### Recorded data
──────────
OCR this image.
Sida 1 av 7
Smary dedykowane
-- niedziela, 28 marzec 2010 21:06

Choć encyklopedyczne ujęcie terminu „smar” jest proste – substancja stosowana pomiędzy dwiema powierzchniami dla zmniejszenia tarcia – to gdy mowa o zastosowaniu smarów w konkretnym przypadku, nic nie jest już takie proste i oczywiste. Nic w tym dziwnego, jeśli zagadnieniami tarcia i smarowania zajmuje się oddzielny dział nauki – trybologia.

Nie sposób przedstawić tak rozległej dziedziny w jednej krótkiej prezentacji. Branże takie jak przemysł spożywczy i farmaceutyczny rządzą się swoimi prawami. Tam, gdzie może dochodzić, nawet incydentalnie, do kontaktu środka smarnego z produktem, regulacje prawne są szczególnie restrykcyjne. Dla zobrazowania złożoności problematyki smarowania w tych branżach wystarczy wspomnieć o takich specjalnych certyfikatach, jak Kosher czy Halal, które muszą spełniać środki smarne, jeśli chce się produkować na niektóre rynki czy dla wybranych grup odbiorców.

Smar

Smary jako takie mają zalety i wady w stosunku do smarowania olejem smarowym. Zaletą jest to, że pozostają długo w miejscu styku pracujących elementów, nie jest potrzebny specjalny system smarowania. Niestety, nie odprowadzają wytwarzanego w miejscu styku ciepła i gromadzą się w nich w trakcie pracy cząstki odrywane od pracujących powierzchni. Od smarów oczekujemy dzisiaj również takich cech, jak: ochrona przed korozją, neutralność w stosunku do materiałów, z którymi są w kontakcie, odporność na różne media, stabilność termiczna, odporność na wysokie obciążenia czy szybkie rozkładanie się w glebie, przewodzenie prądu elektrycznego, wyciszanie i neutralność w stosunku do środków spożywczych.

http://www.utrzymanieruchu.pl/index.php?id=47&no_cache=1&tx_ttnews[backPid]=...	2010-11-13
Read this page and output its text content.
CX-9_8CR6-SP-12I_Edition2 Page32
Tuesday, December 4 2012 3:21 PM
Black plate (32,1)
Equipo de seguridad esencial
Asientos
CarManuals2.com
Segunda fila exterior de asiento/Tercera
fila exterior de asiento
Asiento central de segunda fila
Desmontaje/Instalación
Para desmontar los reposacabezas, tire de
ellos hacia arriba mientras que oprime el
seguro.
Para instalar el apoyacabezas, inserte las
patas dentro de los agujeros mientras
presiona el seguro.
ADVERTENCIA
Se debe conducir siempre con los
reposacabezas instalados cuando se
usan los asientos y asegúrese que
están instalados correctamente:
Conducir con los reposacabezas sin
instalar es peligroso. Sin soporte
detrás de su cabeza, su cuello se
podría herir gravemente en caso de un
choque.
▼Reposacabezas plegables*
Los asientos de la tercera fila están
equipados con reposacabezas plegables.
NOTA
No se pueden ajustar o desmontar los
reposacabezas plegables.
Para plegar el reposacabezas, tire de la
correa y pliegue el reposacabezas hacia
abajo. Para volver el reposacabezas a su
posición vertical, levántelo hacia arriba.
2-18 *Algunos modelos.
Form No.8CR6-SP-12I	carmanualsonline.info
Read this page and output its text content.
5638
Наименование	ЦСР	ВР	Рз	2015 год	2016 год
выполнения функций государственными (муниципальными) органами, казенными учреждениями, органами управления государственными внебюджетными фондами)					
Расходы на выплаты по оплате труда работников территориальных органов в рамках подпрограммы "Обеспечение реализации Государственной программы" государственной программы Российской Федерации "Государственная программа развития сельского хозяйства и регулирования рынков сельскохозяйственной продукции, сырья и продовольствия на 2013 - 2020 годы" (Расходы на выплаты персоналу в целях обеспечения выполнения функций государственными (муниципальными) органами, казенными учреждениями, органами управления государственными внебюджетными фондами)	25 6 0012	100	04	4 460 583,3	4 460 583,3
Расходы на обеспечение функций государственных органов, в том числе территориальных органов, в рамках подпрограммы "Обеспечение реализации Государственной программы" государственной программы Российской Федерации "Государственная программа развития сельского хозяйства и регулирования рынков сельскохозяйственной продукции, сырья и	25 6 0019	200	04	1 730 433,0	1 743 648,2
──────────
### Task details
Transcribe the data above in full, exactly.

### Exercise solution
OCR this image.
Sida 1 av 7
Smary dedykowane
-- niedziela, 28 marzec 2010 21:06

Choć encyklopedyczne ujęcie terminu „smar” jest proste – substancja stosowana pomiędzy dwiema powierzchniami dla zmniejszenia tarcia – to gdy mowa o zastosowaniu smarów w konkretnym przypadku, nic nie jest już takie proste i oczywiste. Nic w tym dziwnego, jeśli zagadnieniami tarcia i smarowania zajmuje się oddzielny dział nauki – trybologia.

Nie sposób przedstawić tak rozległej dziedziny w jednej krótkiej prezentacji. Branże takie jak przemysł spożywczy i farmaceutyczny rządzą się swoimi prawami. Tam, gdzie może dochodzić, nawet incydentalnie, do kontaktu środka smarnego z produktem, regulacje prawne są szczególnie restrykcyjne. Dla zobrazowania złożoności problematyki smarowania w tych branżach wystarczy wspomnieć o takich specjalnych certyfikatach, jak Kosher czy Halal, które muszą spełniać środki smarne, jeśli chce się produkować na niektóre rynki czy dla wybranych grup odbiorców.

Smar

Smary jako takie mają zalety i wady w stosunku do smarowania olejem smarowym. Zaletą jest to, że pozostają długo w miejscu styku pracujących elementów, nie jest potrzebny specjalny system smarowania. Niestety, nie odprowadzają wytwarzanego w miejscu styku ciepła i gromadzą się w nich w trakcie pracy cząstki odrywane od pracujących powierzchni. Od smarów oczekujemy dzisiaj również takich cech, jak: ochrona przed korozją, neutralność w stosunku do materiałów, z którymi są w kontakcie, odporność na różne media, stabilność termiczna, odporność na wysokie obciążenia czy szybkie rozkładanie się w glebie, przewodzenie prądu elektrycznego, wyciszanie i neutralność w stosunku do środków spożywczych.

http://www.utrzymanieruchu.pl/index.php?id=47&no_cache=1&tx_ttnews[backPid]=...	2010-11-13
Read this page and output its text content.
CX-9_8CR6-SP-12I_Edition2 Page32
Tuesday, December 4 2012 3:21 PM
Black plate (32,1)
Equipo de seguridad esencial
Asientos
CarManuals2.com
Segunda fila exterior de asiento/Tercera
fila exterior de asiento
Asiento central de segunda fila
Desmontaje/Instalación
Para desmontar los reposacabezas, tire de
ellos hacia arriba mientras que oprime el
seguro.
Para instalar el apoyacabezas, inserte las
patas dentro de los agujeros mientras
presiona el seguro.
ADVERTENCIA
Se debe conducir siempre con los
reposacabezas instalados cuando se
usan los asientos y asegúrese que
están instalados correctamente:
Conducir con los reposacabezas sin
instalar es peligroso. Sin soporte
detrás de su cabeza, su cuello se
podría herir gravemente en caso de un
choque.
▼Reposacabezas plegables*
Los asientos de la tercera fila están
equipados con reposacabezas plegables.
NOTA
No se pueden ajustar o desmontar los
reposacabezas plegables.
Para plegar el reposacabezas, tire de la
correa y pliegue el reposacabezas hacia
abajo. Para volver el reposacabezas a su
posición vertical, levántelo hacia arriba.
2-18 *Algunos modelos.
Form No.8CR6-SP-12I	carmanualsonline.info
Read this page and output its text content.
5638
Наименование	ЦСР	ВР	Рз	2015 год	2016 год
выполнения функций государственными (муниципальными) органами, казенными учреждениями, органами управления государственными внебюджетными фондами)					
Расходы на выплаты по оплате труда работников территориальных органов в рамках подпрограммы "Обеспечение реализации Государственной программы" государственной программы Российской Федерации "Государственная программа развития сельского хозяйства и регулирования рынков сельскохозяйственной продукции, сырья и продовольствия на 2013 - 2020 годы" (Расходы на выплаты персоналу в целях обеспечения выполнения функций государственными (муниципальными) органами, казенными учреждениями, органами управления государственными внебюджетными фондами)	25 6 0012	100	04	4 460 583,3	4 460 583,3
Расходы на обеспечение функций государственных органов, в том числе территориальных органов, в рамках подпрограммы "Обеспечение реализации Государственной программы" государственной программы Российской Федерации "Государственная программа развития сельского хозяйства и регулирования рынков сельскохозяйственной продукции, сырья и	25 6 0019	200	04	1 730 433,0	1 743 648,2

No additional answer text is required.